■ **REQUIREMENT**: Pull out every line of the listing below where "Doppler" appears.

(Excerpts from a figure dataset)

>> start

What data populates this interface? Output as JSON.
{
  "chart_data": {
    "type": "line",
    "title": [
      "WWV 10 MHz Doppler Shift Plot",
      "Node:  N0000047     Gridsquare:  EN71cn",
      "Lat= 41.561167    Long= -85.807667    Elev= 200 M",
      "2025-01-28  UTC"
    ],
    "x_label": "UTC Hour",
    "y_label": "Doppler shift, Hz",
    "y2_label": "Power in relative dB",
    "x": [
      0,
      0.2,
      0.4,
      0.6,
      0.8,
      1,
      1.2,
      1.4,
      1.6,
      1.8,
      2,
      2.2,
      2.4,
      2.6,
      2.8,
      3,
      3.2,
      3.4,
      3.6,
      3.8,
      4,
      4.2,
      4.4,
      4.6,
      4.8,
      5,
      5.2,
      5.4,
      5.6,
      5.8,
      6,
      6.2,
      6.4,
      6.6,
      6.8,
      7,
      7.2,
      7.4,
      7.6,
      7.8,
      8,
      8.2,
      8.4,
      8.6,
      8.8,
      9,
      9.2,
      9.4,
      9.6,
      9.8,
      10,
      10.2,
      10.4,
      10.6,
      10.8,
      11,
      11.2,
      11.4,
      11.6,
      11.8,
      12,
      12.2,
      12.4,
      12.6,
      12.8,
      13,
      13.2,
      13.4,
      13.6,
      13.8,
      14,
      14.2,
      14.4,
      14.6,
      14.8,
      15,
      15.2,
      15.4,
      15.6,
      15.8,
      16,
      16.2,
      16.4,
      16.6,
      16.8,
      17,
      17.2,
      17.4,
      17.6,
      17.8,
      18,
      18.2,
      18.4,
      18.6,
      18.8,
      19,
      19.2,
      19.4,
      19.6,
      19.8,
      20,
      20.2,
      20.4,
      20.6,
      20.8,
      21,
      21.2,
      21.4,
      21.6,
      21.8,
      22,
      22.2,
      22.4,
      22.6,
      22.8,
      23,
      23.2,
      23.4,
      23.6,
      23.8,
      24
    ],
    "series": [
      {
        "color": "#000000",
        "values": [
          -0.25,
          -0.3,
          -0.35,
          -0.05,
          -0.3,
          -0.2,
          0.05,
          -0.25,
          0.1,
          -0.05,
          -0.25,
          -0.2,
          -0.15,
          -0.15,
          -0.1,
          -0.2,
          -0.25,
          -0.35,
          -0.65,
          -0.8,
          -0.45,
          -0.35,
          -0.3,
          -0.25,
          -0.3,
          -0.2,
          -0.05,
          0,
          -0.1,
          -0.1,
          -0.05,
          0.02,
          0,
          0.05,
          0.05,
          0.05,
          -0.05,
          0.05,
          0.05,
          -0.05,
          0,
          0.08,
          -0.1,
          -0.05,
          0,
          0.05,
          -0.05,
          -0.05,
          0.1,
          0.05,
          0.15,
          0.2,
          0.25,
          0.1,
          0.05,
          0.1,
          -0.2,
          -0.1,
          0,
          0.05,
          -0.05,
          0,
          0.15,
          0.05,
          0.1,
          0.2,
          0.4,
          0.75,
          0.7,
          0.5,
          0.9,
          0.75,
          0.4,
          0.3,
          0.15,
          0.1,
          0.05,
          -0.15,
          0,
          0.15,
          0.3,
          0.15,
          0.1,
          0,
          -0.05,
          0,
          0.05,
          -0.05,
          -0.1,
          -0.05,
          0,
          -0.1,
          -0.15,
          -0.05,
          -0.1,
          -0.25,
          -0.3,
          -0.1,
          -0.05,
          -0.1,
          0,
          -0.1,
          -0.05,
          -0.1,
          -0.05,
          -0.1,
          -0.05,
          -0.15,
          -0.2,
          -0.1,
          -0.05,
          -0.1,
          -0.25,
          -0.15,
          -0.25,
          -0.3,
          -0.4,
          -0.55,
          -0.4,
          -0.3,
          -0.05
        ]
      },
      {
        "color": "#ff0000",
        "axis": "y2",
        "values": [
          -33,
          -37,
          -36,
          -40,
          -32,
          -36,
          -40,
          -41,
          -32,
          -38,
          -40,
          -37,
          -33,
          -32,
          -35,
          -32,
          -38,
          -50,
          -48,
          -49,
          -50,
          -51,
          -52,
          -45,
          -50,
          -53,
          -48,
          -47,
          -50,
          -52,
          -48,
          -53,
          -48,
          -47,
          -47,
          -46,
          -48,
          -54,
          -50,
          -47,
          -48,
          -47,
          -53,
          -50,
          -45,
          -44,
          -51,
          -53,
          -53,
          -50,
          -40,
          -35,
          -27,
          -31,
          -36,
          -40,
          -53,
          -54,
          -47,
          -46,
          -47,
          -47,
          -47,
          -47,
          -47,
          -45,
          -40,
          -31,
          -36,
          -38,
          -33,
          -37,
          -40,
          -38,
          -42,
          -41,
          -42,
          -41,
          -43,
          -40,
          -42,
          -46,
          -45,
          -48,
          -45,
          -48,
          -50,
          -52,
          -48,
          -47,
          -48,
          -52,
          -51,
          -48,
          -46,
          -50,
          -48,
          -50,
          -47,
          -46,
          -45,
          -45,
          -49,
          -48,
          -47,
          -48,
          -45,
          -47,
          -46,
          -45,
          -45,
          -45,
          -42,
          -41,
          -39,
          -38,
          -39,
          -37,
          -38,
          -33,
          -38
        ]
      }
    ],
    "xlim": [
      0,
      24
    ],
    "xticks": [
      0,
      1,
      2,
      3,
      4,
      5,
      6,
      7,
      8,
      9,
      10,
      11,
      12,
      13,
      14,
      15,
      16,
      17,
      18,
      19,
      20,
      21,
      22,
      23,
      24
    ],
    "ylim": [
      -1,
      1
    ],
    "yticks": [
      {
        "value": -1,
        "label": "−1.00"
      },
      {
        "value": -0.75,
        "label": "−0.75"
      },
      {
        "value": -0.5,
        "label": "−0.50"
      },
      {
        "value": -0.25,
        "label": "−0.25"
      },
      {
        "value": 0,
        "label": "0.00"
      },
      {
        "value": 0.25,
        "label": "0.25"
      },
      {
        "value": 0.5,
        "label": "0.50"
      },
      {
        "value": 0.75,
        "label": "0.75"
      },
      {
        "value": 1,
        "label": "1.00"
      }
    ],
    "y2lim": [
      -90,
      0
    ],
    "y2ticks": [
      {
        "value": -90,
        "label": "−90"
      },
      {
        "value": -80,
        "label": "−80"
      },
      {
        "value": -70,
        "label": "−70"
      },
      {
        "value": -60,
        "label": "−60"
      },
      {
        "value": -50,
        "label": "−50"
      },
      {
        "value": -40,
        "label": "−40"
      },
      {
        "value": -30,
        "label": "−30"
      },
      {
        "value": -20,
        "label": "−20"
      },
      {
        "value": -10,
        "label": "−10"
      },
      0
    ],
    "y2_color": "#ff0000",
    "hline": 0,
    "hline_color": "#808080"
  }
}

>> end

■ **THE ANSWER**:
      "WWV 10 MHz Doppler Shift Plot",
    "y_label": "Doppler shift, Hz",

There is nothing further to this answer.